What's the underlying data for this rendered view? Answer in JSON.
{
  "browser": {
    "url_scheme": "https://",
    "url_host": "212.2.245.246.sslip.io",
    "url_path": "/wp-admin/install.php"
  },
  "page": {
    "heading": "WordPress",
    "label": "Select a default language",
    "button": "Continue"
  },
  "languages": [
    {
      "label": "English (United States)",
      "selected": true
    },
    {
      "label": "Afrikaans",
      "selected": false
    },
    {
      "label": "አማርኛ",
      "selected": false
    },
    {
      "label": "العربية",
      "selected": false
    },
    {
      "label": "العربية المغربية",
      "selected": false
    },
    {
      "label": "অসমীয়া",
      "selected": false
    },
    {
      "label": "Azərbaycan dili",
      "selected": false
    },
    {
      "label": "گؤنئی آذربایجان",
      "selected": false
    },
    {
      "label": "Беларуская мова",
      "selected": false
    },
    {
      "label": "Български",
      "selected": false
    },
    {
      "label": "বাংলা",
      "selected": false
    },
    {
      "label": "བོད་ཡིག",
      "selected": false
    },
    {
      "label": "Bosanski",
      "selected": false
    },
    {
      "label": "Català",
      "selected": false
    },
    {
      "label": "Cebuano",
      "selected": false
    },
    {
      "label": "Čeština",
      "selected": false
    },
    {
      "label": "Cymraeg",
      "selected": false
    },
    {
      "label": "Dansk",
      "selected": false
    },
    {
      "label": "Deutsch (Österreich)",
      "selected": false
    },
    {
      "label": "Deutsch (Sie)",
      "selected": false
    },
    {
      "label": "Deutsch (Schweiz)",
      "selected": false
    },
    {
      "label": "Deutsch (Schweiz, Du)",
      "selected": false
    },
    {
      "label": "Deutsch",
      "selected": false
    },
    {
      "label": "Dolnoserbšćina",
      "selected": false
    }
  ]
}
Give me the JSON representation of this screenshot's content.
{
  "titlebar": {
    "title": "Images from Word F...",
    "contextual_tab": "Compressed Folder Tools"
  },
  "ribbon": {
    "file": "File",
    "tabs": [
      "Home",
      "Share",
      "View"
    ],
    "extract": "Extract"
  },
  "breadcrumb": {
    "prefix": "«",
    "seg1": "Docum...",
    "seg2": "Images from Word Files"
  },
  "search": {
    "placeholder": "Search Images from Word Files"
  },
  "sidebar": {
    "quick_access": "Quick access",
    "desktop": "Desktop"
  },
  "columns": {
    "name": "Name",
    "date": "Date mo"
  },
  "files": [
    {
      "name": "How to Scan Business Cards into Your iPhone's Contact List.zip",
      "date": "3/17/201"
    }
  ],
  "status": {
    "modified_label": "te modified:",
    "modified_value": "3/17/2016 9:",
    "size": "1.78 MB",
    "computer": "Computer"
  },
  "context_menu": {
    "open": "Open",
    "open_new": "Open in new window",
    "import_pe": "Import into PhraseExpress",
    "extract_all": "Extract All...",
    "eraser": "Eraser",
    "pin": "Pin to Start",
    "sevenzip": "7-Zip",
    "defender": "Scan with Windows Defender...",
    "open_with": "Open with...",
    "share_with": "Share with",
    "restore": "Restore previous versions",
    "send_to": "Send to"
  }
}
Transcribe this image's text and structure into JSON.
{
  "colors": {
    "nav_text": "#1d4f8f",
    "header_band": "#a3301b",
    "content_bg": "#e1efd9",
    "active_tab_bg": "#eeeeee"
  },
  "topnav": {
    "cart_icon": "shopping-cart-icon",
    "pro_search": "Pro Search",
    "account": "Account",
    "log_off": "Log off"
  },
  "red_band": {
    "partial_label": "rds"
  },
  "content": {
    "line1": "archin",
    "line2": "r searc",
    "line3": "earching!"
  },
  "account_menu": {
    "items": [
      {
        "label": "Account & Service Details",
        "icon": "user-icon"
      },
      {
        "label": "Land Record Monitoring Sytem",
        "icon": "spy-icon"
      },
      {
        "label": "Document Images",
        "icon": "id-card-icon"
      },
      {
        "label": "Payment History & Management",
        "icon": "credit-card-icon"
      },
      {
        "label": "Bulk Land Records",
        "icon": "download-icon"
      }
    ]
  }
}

⁂

▸ GIVEN EXERCISE
In the entries above, take the line containing "Transcribe this image's" and each later line through the last, and repeat them exactly. Output nothing else.

▸ RESULT FOR THIS TASK
Transcribe this image's text and structure into JSON.
{
  "colors": {
    "nav_text": "#1d4f8f",
    "header_band": "#a3301b",
    "content_bg": "#e1efd9",
    "active_tab_bg": "#eeeeee"
  },
  "topnav": {
    "cart_icon": "shopping-cart-icon",
    "pro_search": "Pro Search",
    "account": "Account",
    "log_off": "Log off"
  },
  "red_band": {
    "partial_label": "rds"
  },
  "content": {
    "line1": "archin",
    "line2": "r searc",
    "line3": "earching!"
  },
  "account_menu": {
    "items": [
      {
        "label": "Account & Service Details",
        "icon": "user-icon"
      },
      {
        "label": "Land Record Monitoring Sytem",
        "icon": "spy-icon"
      },
      {
        "label": "Document Images",
        "icon": "id-card-icon"
      },
      {
        "label": "Payment History & Management",
        "icon": "credit-card-icon"
      },
      {
        "label": "Bulk Land Records",
        "icon": "download-icon"
      }
    ]
  }
}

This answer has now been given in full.